── GIVEN RECORDS ──
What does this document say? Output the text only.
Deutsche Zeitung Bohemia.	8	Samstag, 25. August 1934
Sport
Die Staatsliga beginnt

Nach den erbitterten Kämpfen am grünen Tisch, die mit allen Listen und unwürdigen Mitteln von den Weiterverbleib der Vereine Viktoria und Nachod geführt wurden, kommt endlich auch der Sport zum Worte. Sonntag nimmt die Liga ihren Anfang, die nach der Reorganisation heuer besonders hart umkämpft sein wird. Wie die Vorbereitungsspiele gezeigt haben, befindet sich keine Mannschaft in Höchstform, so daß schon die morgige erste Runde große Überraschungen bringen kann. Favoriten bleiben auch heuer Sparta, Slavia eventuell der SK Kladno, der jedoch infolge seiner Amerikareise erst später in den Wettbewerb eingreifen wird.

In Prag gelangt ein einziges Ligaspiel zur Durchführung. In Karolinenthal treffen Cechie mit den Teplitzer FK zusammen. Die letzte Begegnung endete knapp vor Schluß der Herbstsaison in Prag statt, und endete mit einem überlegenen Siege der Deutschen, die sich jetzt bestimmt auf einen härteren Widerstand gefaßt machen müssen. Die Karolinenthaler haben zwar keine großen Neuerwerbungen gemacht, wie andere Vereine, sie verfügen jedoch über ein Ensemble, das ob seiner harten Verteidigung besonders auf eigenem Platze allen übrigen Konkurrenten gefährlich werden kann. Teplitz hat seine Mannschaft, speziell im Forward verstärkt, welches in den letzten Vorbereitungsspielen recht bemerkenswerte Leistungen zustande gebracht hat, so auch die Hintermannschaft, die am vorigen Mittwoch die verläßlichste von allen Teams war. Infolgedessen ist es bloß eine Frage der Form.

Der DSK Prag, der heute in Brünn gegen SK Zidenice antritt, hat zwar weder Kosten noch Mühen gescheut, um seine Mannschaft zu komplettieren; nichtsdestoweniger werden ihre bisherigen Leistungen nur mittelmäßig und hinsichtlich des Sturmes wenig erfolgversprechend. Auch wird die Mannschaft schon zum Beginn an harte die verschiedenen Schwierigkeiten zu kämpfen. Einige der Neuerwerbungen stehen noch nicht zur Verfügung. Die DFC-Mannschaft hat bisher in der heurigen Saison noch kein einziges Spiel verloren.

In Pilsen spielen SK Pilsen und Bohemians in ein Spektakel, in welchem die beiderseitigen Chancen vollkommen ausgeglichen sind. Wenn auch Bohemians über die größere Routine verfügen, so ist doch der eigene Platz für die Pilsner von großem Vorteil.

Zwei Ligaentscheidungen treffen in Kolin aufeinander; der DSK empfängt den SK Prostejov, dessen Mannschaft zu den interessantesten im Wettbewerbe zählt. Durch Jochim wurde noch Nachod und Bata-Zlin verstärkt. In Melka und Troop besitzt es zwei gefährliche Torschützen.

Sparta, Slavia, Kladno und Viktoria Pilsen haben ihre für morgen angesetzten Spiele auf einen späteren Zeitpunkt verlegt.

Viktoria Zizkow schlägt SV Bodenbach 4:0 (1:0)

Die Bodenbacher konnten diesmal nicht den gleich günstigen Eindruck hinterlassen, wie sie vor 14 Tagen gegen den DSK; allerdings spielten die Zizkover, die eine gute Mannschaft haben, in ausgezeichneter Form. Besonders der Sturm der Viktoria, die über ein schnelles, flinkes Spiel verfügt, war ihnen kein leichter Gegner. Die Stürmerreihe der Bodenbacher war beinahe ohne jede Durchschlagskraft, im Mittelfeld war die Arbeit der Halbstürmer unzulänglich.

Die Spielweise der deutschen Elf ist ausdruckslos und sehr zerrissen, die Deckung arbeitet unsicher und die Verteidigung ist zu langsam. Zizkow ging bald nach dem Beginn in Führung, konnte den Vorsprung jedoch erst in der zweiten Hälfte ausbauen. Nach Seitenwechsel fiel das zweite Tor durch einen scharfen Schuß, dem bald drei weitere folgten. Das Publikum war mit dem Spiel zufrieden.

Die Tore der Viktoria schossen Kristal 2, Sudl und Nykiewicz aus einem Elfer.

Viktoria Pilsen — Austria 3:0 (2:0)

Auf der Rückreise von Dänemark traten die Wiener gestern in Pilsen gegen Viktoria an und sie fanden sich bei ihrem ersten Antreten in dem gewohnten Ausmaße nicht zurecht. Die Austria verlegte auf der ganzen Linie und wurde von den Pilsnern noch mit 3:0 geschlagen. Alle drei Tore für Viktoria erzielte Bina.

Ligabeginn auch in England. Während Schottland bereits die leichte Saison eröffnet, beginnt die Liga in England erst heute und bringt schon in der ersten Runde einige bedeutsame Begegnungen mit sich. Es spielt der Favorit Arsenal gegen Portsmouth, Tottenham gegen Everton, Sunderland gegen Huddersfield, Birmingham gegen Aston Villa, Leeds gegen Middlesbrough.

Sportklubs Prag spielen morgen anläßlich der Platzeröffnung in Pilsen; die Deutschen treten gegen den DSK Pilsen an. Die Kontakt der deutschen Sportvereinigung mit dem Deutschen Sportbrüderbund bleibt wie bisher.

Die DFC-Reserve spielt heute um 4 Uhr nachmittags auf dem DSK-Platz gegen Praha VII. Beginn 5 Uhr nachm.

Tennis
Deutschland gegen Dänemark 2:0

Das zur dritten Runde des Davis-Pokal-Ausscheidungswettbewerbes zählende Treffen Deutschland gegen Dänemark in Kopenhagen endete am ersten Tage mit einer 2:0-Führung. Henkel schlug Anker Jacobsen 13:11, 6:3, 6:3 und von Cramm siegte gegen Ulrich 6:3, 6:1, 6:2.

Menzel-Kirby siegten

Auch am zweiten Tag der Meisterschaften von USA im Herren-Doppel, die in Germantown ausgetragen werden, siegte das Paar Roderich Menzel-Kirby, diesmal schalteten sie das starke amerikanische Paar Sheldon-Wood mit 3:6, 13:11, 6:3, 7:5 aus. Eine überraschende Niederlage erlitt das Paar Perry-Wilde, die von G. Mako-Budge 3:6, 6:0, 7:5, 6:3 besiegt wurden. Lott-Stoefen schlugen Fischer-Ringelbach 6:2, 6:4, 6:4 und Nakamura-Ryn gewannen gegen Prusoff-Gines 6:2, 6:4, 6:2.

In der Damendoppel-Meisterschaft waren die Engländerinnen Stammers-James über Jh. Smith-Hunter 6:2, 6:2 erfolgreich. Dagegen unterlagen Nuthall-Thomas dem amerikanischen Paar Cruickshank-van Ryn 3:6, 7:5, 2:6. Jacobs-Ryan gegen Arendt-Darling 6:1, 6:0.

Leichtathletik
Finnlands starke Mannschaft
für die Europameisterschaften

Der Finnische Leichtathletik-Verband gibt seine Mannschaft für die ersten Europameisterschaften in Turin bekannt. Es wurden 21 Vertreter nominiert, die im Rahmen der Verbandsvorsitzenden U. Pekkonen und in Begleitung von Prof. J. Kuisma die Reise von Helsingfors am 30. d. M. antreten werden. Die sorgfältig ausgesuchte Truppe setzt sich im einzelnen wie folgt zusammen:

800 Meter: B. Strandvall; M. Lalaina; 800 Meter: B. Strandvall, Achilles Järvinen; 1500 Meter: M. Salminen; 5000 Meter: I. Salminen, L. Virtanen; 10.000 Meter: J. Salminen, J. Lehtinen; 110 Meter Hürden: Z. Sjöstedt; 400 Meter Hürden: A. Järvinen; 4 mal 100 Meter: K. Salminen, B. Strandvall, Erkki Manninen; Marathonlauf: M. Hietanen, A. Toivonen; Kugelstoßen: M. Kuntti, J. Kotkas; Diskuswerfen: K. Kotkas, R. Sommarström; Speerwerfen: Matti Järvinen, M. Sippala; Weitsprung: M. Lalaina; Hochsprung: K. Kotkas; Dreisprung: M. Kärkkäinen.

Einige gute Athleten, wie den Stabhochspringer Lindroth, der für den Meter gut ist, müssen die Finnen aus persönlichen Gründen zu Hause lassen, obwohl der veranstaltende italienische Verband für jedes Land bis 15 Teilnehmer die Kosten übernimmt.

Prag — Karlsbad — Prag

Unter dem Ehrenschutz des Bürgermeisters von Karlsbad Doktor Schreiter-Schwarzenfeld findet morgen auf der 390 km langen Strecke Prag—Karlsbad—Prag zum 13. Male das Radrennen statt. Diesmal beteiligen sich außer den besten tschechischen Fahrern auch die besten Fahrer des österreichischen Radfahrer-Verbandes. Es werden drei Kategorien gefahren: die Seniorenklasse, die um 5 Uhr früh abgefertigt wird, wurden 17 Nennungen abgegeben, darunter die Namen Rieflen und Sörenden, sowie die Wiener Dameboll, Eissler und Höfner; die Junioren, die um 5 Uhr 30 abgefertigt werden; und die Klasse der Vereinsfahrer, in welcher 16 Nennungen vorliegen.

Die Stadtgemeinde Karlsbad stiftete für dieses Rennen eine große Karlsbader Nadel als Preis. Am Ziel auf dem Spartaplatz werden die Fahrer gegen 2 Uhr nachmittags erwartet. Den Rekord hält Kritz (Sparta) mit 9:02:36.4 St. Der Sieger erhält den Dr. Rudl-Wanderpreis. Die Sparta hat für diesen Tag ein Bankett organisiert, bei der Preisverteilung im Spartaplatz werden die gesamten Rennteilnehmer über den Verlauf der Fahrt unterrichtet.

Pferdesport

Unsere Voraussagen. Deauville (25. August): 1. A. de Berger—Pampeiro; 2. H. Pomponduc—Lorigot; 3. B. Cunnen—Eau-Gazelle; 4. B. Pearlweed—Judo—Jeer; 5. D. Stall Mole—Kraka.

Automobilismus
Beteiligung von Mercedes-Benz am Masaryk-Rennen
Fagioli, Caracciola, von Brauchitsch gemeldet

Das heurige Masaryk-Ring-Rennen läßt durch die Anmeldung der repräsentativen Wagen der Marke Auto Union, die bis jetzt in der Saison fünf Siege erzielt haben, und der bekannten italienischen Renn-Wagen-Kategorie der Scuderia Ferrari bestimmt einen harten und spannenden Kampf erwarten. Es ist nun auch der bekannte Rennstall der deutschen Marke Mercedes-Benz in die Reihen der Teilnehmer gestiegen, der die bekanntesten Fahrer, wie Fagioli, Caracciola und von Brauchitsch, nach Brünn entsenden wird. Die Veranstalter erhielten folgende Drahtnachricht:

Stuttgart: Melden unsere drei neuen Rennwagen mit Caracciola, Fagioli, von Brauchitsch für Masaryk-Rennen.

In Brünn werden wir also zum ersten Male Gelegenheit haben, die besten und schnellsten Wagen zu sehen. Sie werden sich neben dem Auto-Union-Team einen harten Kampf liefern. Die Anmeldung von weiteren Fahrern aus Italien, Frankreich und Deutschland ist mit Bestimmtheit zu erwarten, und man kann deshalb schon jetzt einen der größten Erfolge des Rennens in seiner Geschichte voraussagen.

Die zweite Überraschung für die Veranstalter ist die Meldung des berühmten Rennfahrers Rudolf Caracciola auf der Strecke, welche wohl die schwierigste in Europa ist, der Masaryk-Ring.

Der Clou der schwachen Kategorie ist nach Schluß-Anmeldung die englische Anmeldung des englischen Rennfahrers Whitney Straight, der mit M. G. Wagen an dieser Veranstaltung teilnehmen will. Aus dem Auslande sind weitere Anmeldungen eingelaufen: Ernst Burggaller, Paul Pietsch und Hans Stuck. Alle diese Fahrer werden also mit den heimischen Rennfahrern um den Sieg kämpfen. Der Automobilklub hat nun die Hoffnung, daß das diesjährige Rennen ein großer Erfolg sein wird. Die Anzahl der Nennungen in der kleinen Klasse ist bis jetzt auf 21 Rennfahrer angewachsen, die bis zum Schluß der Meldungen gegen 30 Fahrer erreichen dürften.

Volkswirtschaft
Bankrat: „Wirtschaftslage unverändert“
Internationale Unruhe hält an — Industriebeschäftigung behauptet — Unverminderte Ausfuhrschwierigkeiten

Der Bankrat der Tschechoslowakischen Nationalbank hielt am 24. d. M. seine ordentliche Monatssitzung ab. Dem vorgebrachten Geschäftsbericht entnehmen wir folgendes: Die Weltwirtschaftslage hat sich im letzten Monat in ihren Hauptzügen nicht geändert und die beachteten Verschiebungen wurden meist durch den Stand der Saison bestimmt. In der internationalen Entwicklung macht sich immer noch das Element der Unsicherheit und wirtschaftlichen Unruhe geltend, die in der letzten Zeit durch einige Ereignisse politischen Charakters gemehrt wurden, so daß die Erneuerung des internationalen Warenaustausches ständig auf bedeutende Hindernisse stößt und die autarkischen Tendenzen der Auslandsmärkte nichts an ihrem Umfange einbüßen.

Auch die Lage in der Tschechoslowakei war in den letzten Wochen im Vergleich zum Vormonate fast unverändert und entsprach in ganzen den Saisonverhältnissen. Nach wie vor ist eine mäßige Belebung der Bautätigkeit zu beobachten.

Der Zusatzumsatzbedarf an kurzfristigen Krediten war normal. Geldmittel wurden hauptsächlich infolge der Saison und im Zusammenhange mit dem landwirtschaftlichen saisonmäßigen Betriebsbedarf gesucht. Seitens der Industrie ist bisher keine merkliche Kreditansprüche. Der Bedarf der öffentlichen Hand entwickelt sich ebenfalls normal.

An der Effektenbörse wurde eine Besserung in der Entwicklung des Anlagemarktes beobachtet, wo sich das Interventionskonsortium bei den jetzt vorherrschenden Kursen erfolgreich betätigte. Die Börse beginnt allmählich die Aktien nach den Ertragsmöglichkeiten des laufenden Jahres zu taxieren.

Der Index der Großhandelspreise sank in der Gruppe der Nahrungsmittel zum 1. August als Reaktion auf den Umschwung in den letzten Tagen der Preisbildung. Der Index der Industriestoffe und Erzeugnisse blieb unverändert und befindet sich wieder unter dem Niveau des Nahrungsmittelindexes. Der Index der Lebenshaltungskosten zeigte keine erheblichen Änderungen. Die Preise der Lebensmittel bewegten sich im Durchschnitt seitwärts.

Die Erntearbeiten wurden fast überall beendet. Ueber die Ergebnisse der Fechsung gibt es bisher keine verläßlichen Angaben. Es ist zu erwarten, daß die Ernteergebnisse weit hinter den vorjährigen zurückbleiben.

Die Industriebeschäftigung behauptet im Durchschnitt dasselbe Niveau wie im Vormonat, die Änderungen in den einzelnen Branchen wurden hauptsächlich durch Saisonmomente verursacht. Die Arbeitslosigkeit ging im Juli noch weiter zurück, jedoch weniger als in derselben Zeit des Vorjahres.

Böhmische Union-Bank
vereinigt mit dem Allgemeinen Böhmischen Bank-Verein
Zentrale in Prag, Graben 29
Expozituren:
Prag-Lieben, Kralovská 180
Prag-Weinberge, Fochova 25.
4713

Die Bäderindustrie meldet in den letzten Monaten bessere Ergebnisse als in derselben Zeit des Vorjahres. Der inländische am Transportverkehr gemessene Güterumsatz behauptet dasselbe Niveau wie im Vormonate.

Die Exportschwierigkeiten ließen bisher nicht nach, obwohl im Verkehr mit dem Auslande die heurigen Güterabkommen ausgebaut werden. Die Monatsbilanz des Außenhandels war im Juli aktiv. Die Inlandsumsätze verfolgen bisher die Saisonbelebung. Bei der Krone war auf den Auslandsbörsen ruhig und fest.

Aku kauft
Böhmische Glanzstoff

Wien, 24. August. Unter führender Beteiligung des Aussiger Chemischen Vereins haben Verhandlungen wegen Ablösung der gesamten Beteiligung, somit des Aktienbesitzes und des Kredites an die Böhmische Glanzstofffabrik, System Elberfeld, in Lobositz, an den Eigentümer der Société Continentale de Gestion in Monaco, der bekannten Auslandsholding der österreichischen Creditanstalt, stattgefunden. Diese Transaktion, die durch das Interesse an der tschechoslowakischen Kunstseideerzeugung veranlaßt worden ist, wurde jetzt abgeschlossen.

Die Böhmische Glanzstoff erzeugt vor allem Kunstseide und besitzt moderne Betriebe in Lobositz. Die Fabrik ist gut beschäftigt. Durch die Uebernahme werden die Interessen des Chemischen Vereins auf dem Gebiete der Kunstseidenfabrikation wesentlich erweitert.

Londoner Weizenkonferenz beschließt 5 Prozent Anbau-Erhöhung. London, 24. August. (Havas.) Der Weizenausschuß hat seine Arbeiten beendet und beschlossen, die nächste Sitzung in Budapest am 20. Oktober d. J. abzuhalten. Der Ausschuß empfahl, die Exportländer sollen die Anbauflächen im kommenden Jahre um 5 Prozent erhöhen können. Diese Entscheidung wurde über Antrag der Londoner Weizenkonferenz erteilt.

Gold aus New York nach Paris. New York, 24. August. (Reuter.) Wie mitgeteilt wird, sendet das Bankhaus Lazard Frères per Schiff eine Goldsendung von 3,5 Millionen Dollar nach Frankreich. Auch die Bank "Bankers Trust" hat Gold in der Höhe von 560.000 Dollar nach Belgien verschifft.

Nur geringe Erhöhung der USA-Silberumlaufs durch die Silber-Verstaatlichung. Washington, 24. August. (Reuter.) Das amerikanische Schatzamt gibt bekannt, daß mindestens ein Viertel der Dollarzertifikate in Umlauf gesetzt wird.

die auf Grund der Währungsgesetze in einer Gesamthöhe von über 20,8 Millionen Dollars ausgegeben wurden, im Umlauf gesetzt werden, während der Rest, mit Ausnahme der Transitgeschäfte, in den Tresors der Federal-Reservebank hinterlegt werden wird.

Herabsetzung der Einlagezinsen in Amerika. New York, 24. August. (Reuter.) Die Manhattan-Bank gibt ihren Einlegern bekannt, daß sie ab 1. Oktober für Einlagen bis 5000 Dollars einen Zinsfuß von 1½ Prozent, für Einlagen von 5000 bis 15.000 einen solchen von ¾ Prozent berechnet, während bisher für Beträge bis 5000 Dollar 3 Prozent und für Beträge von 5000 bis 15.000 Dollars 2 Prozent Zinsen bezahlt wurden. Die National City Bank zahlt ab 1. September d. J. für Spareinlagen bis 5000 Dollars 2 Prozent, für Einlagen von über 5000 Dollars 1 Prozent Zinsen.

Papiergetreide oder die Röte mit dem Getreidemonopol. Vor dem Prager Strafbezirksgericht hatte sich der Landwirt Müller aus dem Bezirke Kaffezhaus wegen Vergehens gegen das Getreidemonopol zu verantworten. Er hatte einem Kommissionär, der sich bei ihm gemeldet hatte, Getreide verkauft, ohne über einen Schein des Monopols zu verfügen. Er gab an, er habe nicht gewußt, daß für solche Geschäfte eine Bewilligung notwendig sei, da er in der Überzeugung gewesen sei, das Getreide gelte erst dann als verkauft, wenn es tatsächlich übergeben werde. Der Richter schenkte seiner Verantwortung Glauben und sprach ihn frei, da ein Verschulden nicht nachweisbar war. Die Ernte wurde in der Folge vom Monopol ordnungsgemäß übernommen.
───
• **WHAT IS BEING ASKED**
Each line in the entries above that includes the string "Dänemark" should be extracted.

• **PROBLEM SOLUTION**
Auf der Rückreise von Dänemark traten die Wiener gestern in Pilsen gegen Viktoria an und sie fanden sich bei ihrem ersten Antreten in dem gewohnten Ausmaße nicht zurecht. Die Austria verlegte auf der ganzen Linie und wurde von den Pilsnern noch mit 3:0 geschlagen. Alle drei Tore für Viktoria erzielte Bina.
Deutschland gegen Dänemark 2:0
Das zur dritten Runde des Davis-Pokal-Ausscheidungswettbewerbes zählende Treffen Deutschland gegen Dänemark in Kopenhagen endete am ersten Tage mit einer 2:0-Führung. Henkel schlug Anker Jacobsen 13:11, 6:3, 6:3 und von Cramm siegte gegen Ulrich 6:3, 6:1, 6:2.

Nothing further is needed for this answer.